Written problem »
All entries must be extracted exactly, with nothing added or dropped.

— BEGIN —

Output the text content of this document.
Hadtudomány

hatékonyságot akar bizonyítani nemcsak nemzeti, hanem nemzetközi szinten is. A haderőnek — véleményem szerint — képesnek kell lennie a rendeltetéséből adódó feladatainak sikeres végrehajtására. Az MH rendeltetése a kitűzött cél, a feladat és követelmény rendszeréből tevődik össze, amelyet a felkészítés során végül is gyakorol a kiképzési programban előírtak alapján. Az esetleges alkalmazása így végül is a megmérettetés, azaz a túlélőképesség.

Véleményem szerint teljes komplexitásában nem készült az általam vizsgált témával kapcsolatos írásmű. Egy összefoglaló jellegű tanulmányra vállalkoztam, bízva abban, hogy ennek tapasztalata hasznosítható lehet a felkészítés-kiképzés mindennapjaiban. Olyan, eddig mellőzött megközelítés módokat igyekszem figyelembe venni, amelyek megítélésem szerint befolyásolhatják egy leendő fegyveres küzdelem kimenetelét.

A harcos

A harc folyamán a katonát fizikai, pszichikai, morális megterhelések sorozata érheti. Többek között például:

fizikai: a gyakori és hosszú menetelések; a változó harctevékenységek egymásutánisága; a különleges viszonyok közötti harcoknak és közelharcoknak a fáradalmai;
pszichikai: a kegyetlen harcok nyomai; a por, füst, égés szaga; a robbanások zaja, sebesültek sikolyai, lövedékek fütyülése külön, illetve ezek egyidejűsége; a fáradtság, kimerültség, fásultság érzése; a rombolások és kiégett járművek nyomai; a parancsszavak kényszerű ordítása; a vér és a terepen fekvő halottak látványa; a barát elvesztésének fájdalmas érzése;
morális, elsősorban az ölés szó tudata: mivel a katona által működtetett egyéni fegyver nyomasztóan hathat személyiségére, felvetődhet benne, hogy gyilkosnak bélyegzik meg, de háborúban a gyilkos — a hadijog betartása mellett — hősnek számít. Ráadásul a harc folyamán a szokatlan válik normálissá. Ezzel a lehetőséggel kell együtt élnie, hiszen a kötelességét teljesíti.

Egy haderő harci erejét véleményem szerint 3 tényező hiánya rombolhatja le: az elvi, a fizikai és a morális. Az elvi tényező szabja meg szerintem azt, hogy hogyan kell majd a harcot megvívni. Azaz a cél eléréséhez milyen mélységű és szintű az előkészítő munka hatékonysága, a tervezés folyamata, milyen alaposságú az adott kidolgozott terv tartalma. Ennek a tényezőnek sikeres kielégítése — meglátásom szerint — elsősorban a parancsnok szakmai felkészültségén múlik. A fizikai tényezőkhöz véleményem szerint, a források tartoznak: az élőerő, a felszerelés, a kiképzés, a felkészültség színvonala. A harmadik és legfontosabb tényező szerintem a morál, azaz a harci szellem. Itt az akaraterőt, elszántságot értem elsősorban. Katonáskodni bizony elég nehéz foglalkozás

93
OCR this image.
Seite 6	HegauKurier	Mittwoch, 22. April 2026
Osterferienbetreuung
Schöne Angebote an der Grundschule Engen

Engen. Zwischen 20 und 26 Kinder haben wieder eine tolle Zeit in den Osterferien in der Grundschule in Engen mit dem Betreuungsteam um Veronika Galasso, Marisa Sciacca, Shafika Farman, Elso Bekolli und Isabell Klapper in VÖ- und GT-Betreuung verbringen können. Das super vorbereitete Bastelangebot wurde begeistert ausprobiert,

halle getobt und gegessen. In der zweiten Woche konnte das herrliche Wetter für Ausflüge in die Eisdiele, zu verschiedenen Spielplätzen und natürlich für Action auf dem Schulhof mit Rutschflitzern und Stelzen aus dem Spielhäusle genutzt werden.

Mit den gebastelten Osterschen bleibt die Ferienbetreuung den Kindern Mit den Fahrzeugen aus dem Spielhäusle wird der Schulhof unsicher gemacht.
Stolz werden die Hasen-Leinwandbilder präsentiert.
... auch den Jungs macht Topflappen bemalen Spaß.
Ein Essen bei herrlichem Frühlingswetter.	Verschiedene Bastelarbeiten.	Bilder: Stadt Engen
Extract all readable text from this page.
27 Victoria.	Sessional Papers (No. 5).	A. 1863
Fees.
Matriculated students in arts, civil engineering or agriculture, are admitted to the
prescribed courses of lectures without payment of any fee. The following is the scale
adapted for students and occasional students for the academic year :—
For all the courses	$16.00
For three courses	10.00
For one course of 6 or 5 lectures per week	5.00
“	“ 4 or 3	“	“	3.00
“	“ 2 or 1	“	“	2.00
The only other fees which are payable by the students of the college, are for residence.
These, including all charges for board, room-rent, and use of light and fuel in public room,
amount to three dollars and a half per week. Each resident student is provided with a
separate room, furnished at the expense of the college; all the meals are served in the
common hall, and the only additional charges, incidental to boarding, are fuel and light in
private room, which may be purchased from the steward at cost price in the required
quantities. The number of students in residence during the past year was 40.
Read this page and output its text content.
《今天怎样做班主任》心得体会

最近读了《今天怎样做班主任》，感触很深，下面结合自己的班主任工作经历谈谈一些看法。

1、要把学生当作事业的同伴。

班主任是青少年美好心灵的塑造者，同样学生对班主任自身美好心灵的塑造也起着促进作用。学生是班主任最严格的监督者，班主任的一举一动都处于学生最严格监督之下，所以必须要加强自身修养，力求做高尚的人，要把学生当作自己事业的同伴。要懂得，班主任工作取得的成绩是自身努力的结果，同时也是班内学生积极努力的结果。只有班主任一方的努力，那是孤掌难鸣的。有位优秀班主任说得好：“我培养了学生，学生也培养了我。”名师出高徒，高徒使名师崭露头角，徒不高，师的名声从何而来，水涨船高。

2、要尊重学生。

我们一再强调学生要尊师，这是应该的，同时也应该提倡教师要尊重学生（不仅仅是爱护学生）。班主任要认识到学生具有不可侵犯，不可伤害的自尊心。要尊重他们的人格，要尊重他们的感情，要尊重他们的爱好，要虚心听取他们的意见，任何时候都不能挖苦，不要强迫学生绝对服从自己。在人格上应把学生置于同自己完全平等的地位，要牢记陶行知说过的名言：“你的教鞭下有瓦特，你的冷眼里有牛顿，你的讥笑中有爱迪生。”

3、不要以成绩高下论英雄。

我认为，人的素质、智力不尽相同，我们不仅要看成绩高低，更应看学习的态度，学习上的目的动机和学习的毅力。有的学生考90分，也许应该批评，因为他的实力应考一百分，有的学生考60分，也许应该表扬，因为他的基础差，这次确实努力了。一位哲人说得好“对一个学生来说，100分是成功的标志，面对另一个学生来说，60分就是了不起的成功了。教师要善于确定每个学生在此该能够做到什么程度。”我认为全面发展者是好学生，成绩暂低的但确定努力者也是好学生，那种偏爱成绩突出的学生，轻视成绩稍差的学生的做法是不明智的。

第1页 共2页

— END —

Solution »
Output the text content of this document.
Hadtudomány

hatékonyságot akar bizonyítani nemcsak nemzeti, hanem nemzetközi szinten is. A haderőnek — véleményem szerint — képesnek kell lennie a rendeltetéséből adódó feladatainak sikeres végrehajtására. Az MH rendeltetése a kitűzött cél, a feladat és követelmény rendszeréből tevődik össze, amelyet a felkészítés során végül is gyakorol a kiképzési programban előírtak alapján. Az esetleges alkalmazása így végül is a megmérettetés, azaz a túlélőképesség.

Véleményem szerint teljes komplexitásában nem készült az általam vizsgált témával kapcsolatos írásmű. Egy összefoglaló jellegű tanulmányra vállalkoztam, bízva abban, hogy ennek tapasztalata hasznosítható lehet a felkészítés-kiképzés mindennapjaiban. Olyan, eddig mellőzött megközelítés módokat igyekszem figyelembe venni, amelyek megítélésem szerint befolyásolhatják egy leendő fegyveres küzdelem kimenetelét.

A harcos

A harc folyamán a katonát fizikai, pszichikai, morális megterhelések sorozata érheti. Többek között például:

fizikai: a gyakori és hosszú menetelések; a változó harctevékenységek egymásutánisága; a különleges viszonyok közötti harcoknak és közelharcoknak a fáradalmai;
pszichikai: a kegyetlen harcok nyomai; a por, füst, égés szaga; a robbanások zaja, sebesültek sikolyai, lövedékek fütyülése külön, illetve ezek egyidejűsége; a fáradtság, kimerültség, fásultság érzése; a rombolások és kiégett járművek nyomai; a parancsszavak kényszerű ordítása; a vér és a terepen fekvő halottak látványa; a barát elvesztésének fájdalmas érzése;
morális, elsősorban az ölés szó tudata: mivel a katona által működtetett egyéni fegyver nyomasztóan hathat személyiségére, felvetődhet benne, hogy gyilkosnak bélyegzik meg, de háborúban a gyilkos — a hadijog betartása mellett — hősnek számít. Ráadásul a harc folyamán a szokatlan válik normálissá. Ezzel a lehetőséggel kell együtt élnie, hiszen a kötelességét teljesíti.

Egy haderő harci erejét véleményem szerint 3 tényező hiánya rombolhatja le: az elvi, a fizikai és a morális. Az elvi tényező szabja meg szerintem azt, hogy hogyan kell majd a harcot megvívni. Azaz a cél eléréséhez milyen mélységű és szintű az előkészítő munka hatékonysága, a tervezés folyamata, milyen alaposságú az adott kidolgozott terv tartalma. Ennek a tényezőnek sikeres kielégítése — meglátásom szerint — elsősorban a parancsnok szakmai felkészültségén múlik. A fizikai tényezőkhöz véleményem szerint, a források tartoznak: az élőerő, a felszerelés, a kiképzés, a felkészültség színvonala. A harmadik és legfontosabb tényező szerintem a morál, azaz a harci szellem. Itt az akaraterőt, elszántságot értem elsősorban. Katonáskodni bizony elég nehéz foglalkozás

93
OCR this image.
Seite 6	HegauKurier	Mittwoch, 22. April 2026
Osterferienbetreuung
Schöne Angebote an der Grundschule Engen

Engen. Zwischen 20 und 26 Kinder haben wieder eine tolle Zeit in den Osterferien in der Grundschule in Engen mit dem Betreuungsteam um Veronika Galasso, Marisa Sciacca, Shafika Farman, Elso Bekolli und Isabell Klapper in VÖ- und GT-Betreuung verbringen können. Das super vorbereitete Bastelangebot wurde begeistert ausprobiert,

halle getobt und gegessen. In der zweiten Woche konnte das herrliche Wetter für Ausflüge in die Eisdiele, zu verschiedenen Spielplätzen und natürlich für Action auf dem Schulhof mit Rutschflitzern und Stelzen aus dem Spielhäusle genutzt werden.

Mit den gebastelten Osterschen bleibt die Ferienbetreuung den Kindern Mit den Fahrzeugen aus dem Spielhäusle wird der Schulhof unsicher gemacht.
Stolz werden die Hasen-Leinwandbilder präsentiert.
... auch den Jungs macht Topflappen bemalen Spaß.
Ein Essen bei herrlichem Frühlingswetter.	Verschiedene Bastelarbeiten.	Bilder: Stadt Engen
Extract all readable text from this page.
27 Victoria.	Sessional Papers (No. 5).	A. 1863
Fees.
Matriculated students in arts, civil engineering or agriculture, are admitted to the
prescribed courses of lectures without payment of any fee. The following is the scale
adapted for students and occasional students for the academic year :—
For all the courses	$16.00
For three courses	10.00
For one course of 6 or 5 lectures per week	5.00
“	“ 4 or 3	“	“	3.00
“	“ 2 or 1	“	“	2.00
The only other fees which are payable by the students of the college, are for residence.
These, including all charges for board, room-rent, and use of light and fuel in public room,
amount to three dollars and a half per week. Each resident student is provided with a
separate room, furnished at the expense of the college; all the meals are served in the
common hall, and the only additional charges, incidental to boarding, are fuel and light in
private room, which may be purchased from the steward at cost price in the required
quantities. The number of students in residence during the past year was 40.
Read this page and output its text content.
《今天怎样做班主任》心得体会

最近读了《今天怎样做班主任》，感触很深，下面结合自己的班主任工作经历谈谈一些看法。

1、要把学生当作事业的同伴。

班主任是青少年美好心灵的塑造者，同样学生对班主任自身美好心灵的塑造也起着促进作用。学生是班主任最严格的监督者，班主任的一举一动都处于学生最严格监督之下，所以必须要加强自身修养，力求做高尚的人，要把学生当作自己事业的同伴。要懂得，班主任工作取得的成绩是自身努力的结果，同时也是班内学生积极努力的结果。只有班主任一方的努力，那是孤掌难鸣的。有位优秀班主任说得好：“我培养了学生，学生也培养了我。”名师出高徒，高徒使名师崭露头角，徒不高，师的名声从何而来，水涨船高。

2、要尊重学生。

我们一再强调学生要尊师，这是应该的，同时也应该提倡教师要尊重学生（不仅仅是爱护学生）。班主任要认识到学生具有不可侵犯，不可伤害的自尊心。要尊重他们的人格，要尊重他们的感情，要尊重他们的爱好，要虚心听取他们的意见，任何时候都不能挖苦，不要强迫学生绝对服从自己。在人格上应把学生置于同自己完全平等的地位，要牢记陶行知说过的名言：“你的教鞭下有瓦特，你的冷眼里有牛顿，你的讥笑中有爱迪生。”

3、不要以成绩高下论英雄。

我认为，人的素质、智力不尽相同，我们不仅要看成绩高低，更应看学习的态度，学习上的目的动机和学习的毅力。有的学生考90分，也许应该批评，因为他的实力应考一百分，有的学生考60分，也许应该表扬，因为他的基础差，这次确实努力了。一位哲人说得好“对一个学生来说，100分是成功的标志，面对另一个学生来说，60分就是了不起的成功了。教师要善于确定每个学生在此该能够做到什么程度。”我认为全面发展者是好学生，成绩暂低的但确定努力者也是好学生，那种偏爱成绩突出的学生，轻视成绩稍差的学生的做法是不明智的。

第1页 共2页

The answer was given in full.